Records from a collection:
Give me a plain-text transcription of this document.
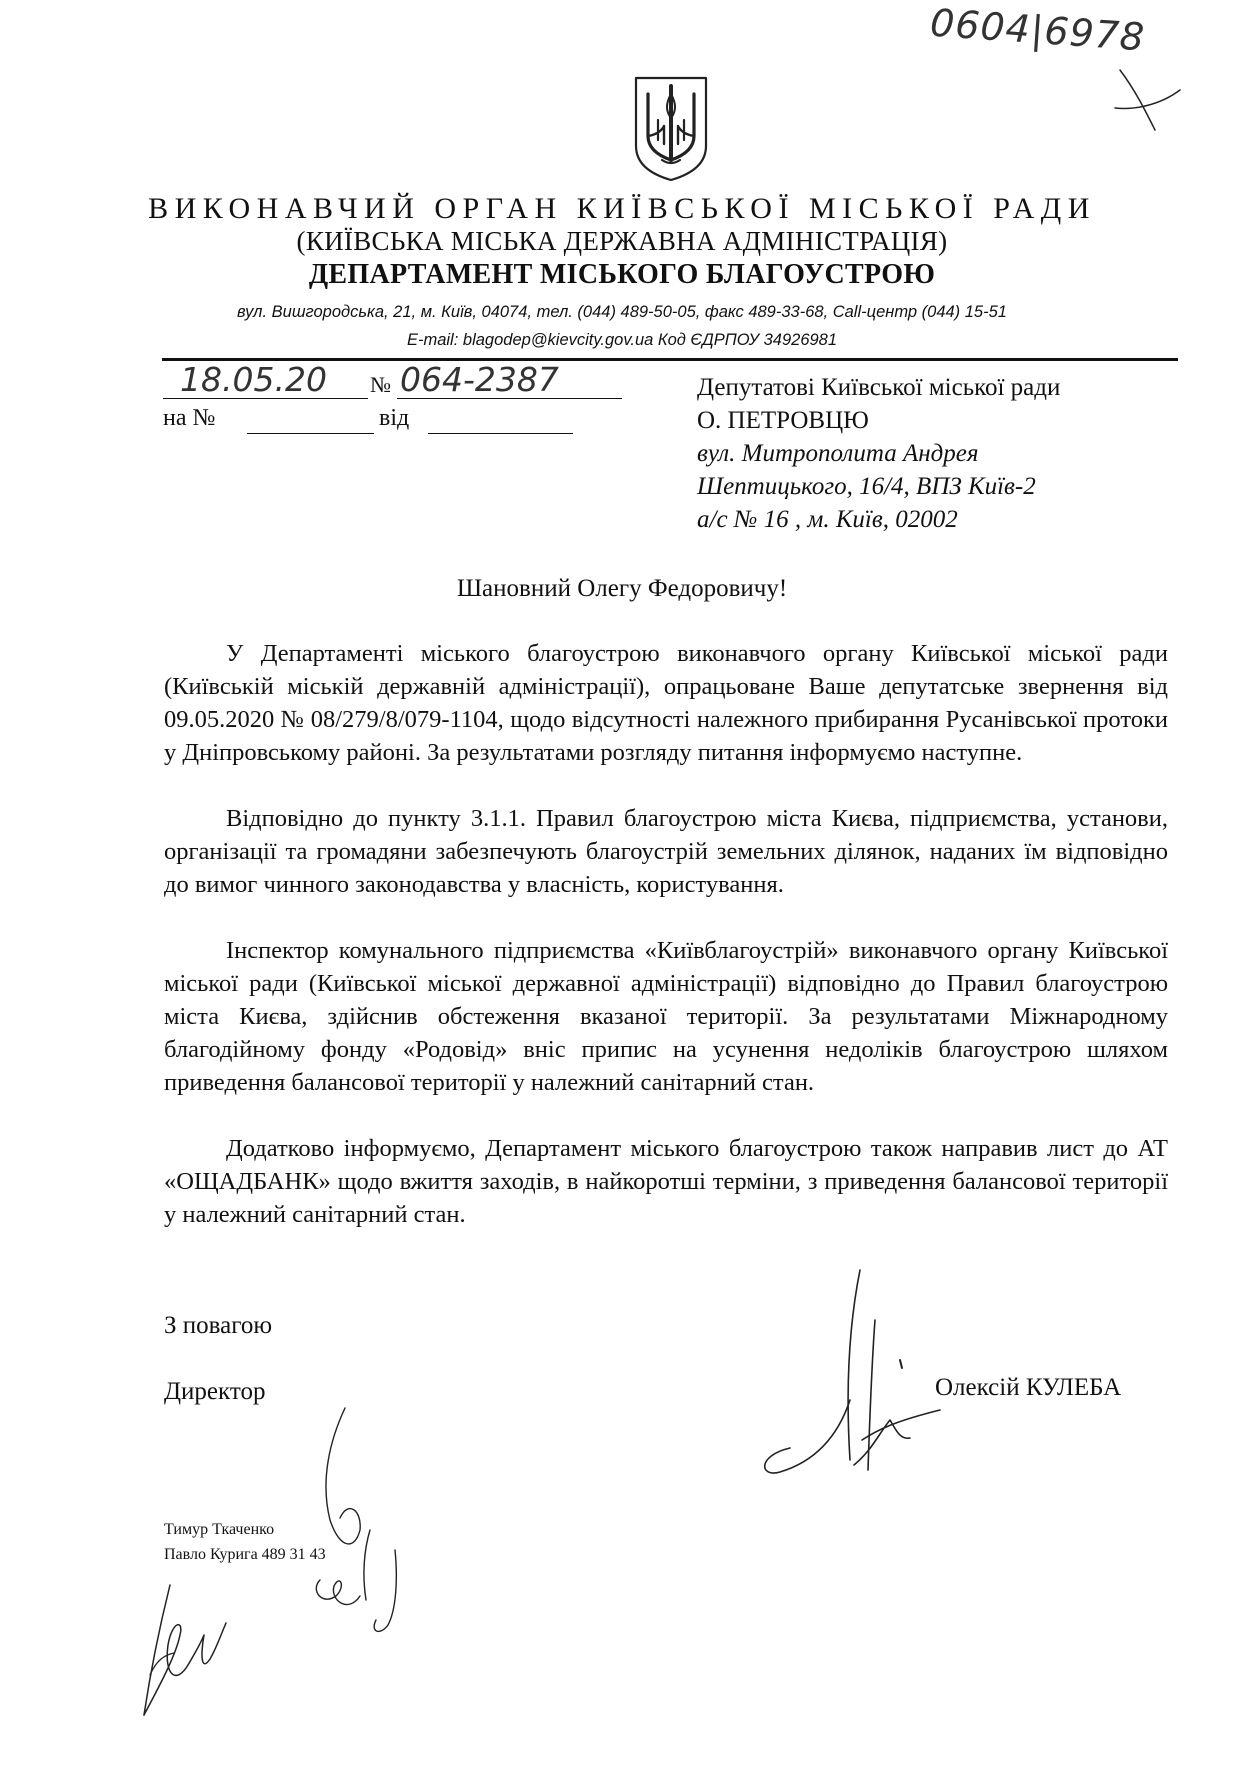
0604|6978
ВИКОНАВЧИЙ ОРГАН КИЇВСЬКОЇ МІСЬКОЇ РАДИ
(КИЇВСЬКА МІСЬКА ДЕРЖАВНА АДМІНІСТРАЦІЯ)
ДЕПАРТАМЕНТ МІСЬКОГО БЛАГОУСТРОЮ
вул. Вишгородська, 21, м. Київ, 04074, тел. (044) 489-50-05, факс 489-33-68, Call-центр (044) 15-51
E-mail: blagodep@kievcity.gov.ua Код ЄДРПОУ 34926981
18.05.20 № 064-2387
на №	від
Депутатові Київської міської ради
О. ПЕТРОВЦЮ
вул. Митрополита Андрея
Шептицького, 16/4, ВПЗ Київ-2
а/с № 16 , м. Київ, 02002
Шановний Олегу Федоровичу!

У Департаменті міського благоустрою виконавчого органу Київської міської ради (Київській міській державній адміністрації), опрацьоване Ваше депутатське звернення від 09.05.2020 № 08/279/8/079-1104, щодо відсутності належного прибирання Русанівської протоки у Дніпровському районі. За результатами розгляду питання інформуємо наступне.

Відповідно до пункту 3.1.1. Правил благоустрою міста Києва, підприємства, установи, організації та громадяни забезпечують благоустрій земельних ділянок, наданих їм відповідно до вимог чинного законодавства у власність, користування.

Інспектор комунального підприємства «Київблагоустрій» виконавчого органу Київської міської ради (Київської міської державної адміністрації) відповідно до Правил благоустрою міста Києва, здійснив обстеження вказаної території. За результатами Міжнародному благодійному фонду «Родовід» вніс припис на усунення недоліків благоустрою шляхом приведення балансової території у належний санітарний стан.

Додатково інформуємо, Департамент міського благоустрою також направив лист до АТ «ОЩАДБАНК» щодо вжиття заходів, в найкоротші терміни, з приведення балансової території у належний санітарний стан.

З повагою
Директор	Олексій КУЛЕБА
Тимур Ткаченко
Павло Курига 489 31 43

(WRITTEN TASK): Quote the entries in full. Any image among them is to be omitted from the copy.

(RESPONSE):
Give me a plain-text transcription of this document.
0604|6978
ВИКОНАВЧИЙ ОРГАН КИЇВСЬКОЇ МІСЬКОЇ РАДИ
(КИЇВСЬКА МІСЬКА ДЕРЖАВНА АДМІНІСТРАЦІЯ)
ДЕПАРТАМЕНТ МІСЬКОГО БЛАГОУСТРОЮ
вул. Вишгородська, 21, м. Київ, 04074, тел. (044) 489-50-05, факс 489-33-68, Call-центр (044) 15-51
E-mail: blagodep@kievcity.gov.ua Код ЄДРПОУ 34926981
18.05.20 № 064-2387
на №	від
Депутатові Київської міської ради
О. ПЕТРОВЦЮ
вул. Митрополита Андрея
Шептицького, 16/4, ВПЗ Київ-2
а/с № 16 , м. Київ, 02002
Шановний Олегу Федоровичу!

У Департаменті міського благоустрою виконавчого органу Київської міської ради (Київській міській державній адміністрації), опрацьоване Ваше депутатське звернення від 09.05.2020 № 08/279/8/079-1104, щодо відсутності належного прибирання Русанівської протоки у Дніпровському районі. За результатами розгляду питання інформуємо наступне.

Відповідно до пункту 3.1.1. Правил благоустрою міста Києва, підприємства, установи, організації та громадяни забезпечують благоустрій земельних ділянок, наданих їм відповідно до вимог чинного законодавства у власність, користування.

Інспектор комунального підприємства «Київблагоустрій» виконавчого органу Київської міської ради (Київської міської державної адміністрації) відповідно до Правил благоустрою міста Києва, здійснив обстеження вказаної території. За результатами Міжнародному благодійному фонду «Родовід» вніс припис на усунення недоліків благоустрою шляхом приведення балансової території у належний санітарний стан.

Додатково інформуємо, Департамент міського благоустрою також направив лист до АТ «ОЩАДБАНК» щодо вжиття заходів, в найкоротші терміни, з приведення балансової території у належний санітарний стан.

З повагою
Директор	Олексій КУЛЕБА
Тимур Ткаченко
Павло Курига 489 31 43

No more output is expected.